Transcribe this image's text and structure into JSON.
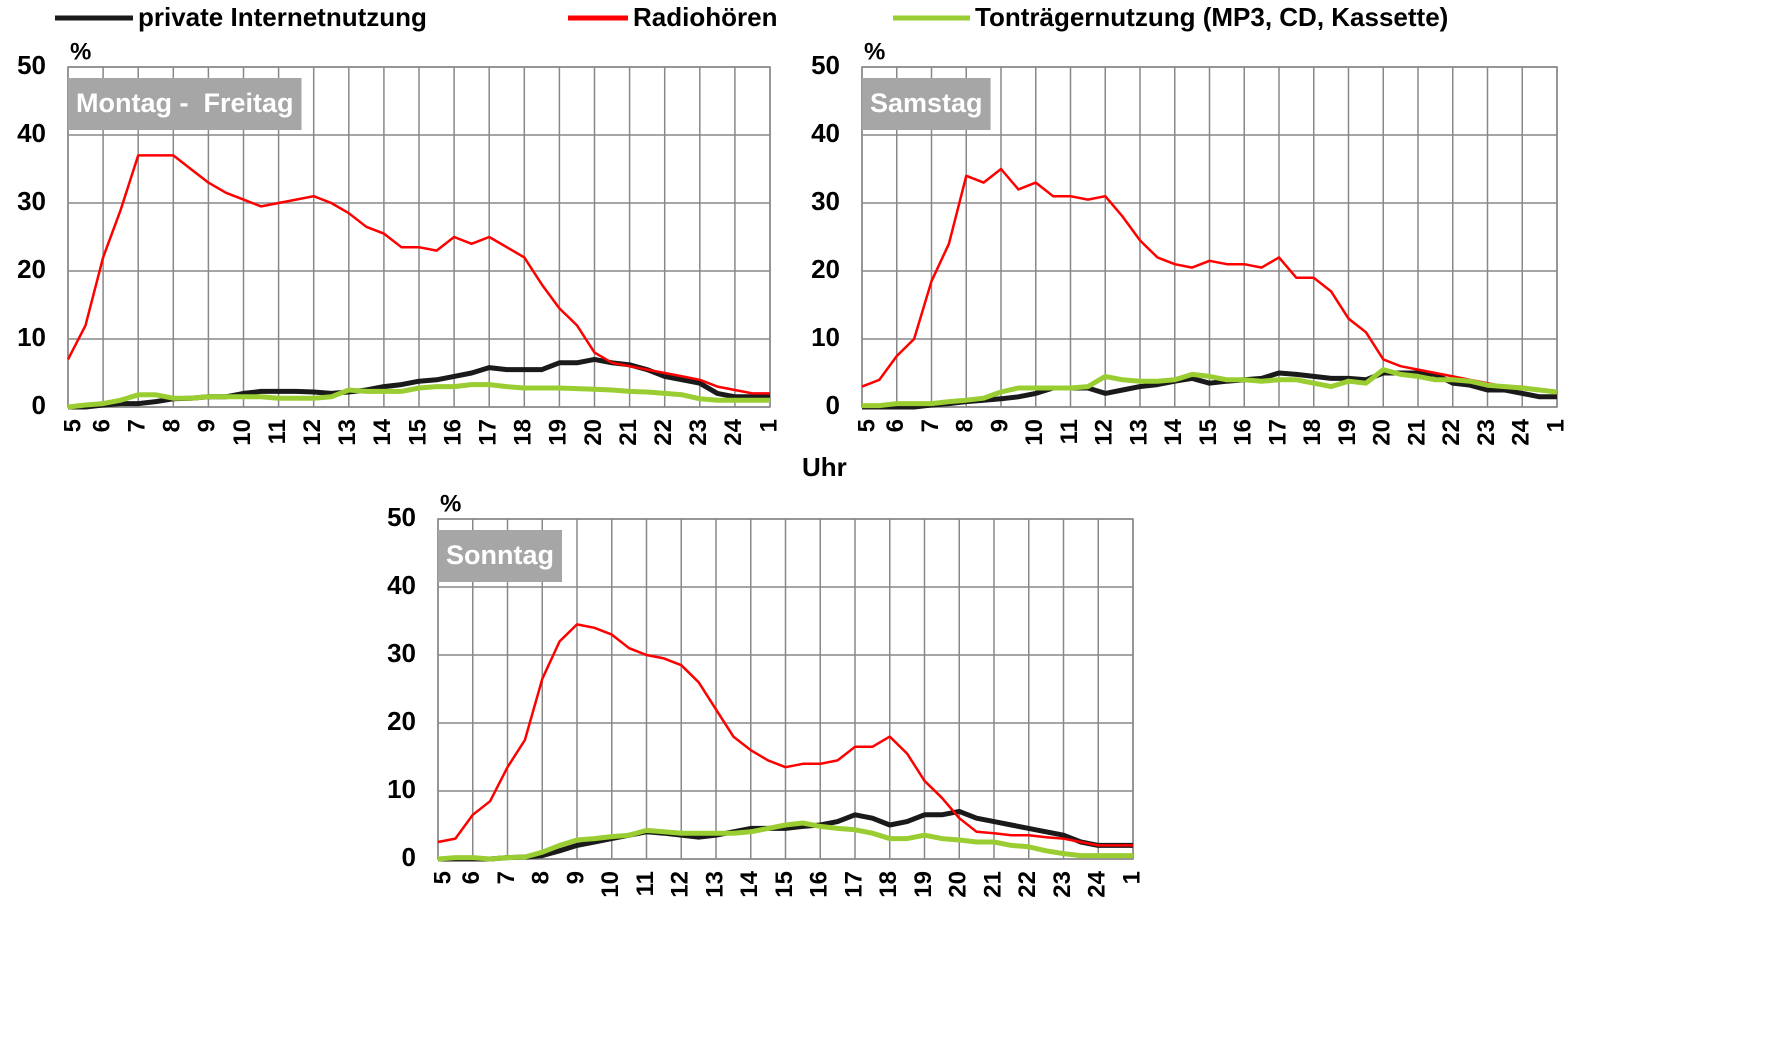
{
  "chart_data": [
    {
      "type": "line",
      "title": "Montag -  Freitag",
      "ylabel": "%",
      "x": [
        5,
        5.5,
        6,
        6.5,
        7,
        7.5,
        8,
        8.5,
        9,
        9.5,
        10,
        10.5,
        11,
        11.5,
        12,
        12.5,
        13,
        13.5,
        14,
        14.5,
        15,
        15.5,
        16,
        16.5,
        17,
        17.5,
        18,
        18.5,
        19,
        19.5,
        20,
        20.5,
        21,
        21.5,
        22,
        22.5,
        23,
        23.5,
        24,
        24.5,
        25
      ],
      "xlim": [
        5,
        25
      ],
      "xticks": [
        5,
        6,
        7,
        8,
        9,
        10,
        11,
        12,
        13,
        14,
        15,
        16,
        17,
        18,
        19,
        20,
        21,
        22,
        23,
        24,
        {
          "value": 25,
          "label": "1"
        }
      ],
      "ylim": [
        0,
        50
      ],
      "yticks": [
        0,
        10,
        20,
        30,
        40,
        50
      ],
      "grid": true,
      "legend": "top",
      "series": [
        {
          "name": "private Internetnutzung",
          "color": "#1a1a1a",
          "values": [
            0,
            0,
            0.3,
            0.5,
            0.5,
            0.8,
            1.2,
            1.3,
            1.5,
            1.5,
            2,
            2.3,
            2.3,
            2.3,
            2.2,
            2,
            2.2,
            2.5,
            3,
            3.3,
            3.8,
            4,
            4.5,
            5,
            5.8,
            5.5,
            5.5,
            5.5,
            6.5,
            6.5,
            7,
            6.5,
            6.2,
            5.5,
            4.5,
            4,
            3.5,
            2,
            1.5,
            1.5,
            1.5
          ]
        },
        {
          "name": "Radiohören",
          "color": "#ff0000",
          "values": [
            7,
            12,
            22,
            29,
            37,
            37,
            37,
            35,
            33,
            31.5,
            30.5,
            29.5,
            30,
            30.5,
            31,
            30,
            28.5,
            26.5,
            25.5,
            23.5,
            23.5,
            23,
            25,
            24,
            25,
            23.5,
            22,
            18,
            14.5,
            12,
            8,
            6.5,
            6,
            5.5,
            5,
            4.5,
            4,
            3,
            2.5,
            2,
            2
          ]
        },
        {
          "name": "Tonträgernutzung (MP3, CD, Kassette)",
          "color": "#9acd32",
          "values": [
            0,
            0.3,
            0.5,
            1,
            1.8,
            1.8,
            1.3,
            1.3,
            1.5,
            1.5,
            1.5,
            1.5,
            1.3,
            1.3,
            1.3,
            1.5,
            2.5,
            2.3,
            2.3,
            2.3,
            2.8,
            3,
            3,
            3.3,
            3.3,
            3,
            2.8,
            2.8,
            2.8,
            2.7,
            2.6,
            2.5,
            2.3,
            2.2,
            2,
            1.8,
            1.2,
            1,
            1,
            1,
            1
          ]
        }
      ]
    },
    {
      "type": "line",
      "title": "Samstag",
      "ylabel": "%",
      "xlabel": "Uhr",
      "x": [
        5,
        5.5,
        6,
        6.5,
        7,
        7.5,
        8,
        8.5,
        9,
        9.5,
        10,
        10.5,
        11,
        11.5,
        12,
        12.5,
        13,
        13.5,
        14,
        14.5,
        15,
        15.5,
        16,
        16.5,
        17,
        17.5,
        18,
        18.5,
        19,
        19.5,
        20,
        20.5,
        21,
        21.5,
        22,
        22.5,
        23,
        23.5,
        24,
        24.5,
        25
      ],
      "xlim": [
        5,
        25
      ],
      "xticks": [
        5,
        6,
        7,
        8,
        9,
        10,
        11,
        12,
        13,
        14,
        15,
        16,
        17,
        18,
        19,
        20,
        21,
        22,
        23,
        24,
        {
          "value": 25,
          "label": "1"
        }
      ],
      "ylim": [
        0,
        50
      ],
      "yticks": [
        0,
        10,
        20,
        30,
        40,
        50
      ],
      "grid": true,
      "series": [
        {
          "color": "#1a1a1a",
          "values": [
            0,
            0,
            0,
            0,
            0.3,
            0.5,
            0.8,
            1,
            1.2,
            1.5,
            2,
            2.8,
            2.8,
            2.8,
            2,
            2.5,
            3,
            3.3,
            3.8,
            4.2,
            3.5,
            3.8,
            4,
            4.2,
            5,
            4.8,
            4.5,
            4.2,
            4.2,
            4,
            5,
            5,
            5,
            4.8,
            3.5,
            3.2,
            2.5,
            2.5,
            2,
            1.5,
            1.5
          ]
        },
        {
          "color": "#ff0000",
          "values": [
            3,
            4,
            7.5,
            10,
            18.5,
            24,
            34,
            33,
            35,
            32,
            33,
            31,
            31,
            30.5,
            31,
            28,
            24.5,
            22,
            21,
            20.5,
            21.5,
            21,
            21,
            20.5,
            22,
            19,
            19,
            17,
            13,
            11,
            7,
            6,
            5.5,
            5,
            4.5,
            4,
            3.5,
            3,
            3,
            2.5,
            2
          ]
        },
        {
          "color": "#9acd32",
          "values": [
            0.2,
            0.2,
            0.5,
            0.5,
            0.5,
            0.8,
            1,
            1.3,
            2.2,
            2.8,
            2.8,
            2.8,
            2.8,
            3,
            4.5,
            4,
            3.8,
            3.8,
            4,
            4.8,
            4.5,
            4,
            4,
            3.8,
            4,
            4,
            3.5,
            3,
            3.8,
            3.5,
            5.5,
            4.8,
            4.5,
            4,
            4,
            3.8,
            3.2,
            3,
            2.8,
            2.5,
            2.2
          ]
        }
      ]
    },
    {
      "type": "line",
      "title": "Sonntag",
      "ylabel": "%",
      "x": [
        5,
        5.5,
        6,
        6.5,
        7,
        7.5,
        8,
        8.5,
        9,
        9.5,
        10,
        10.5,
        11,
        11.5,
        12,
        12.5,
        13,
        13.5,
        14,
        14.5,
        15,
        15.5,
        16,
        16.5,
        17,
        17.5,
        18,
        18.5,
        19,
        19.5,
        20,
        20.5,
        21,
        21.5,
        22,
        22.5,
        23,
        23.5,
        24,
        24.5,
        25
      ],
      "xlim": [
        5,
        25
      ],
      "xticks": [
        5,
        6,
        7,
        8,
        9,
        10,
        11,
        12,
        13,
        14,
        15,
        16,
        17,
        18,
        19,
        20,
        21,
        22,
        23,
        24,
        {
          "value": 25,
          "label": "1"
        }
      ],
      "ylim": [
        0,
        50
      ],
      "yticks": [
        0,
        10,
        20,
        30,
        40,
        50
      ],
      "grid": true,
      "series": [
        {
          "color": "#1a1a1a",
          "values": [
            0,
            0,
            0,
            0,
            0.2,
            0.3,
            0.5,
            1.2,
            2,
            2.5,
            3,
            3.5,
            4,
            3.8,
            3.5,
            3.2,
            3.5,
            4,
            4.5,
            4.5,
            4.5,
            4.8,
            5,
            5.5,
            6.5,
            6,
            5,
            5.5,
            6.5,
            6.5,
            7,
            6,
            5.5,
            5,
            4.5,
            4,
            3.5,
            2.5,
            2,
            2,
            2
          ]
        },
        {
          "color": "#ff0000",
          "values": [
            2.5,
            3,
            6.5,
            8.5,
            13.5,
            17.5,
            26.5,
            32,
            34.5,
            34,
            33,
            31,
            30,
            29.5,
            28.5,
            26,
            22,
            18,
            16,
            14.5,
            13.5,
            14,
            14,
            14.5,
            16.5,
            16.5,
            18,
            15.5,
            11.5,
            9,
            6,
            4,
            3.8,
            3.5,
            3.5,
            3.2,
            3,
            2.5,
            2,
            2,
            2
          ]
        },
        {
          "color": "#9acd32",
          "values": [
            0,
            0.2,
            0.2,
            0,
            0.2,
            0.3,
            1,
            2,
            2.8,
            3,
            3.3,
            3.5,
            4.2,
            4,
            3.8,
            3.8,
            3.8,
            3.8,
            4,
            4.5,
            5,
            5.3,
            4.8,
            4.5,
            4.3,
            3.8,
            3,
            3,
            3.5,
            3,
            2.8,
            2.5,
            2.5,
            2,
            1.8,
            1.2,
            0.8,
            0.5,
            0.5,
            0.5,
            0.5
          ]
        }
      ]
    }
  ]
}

========================

** BRIEF **
Identify each line of the material where the word "title" shows up, and copy it.

** WRITTEN ANSWER **
      "title": "Montag -  Freitag",
      "title": "Samstag",
      "title": "Sonntag",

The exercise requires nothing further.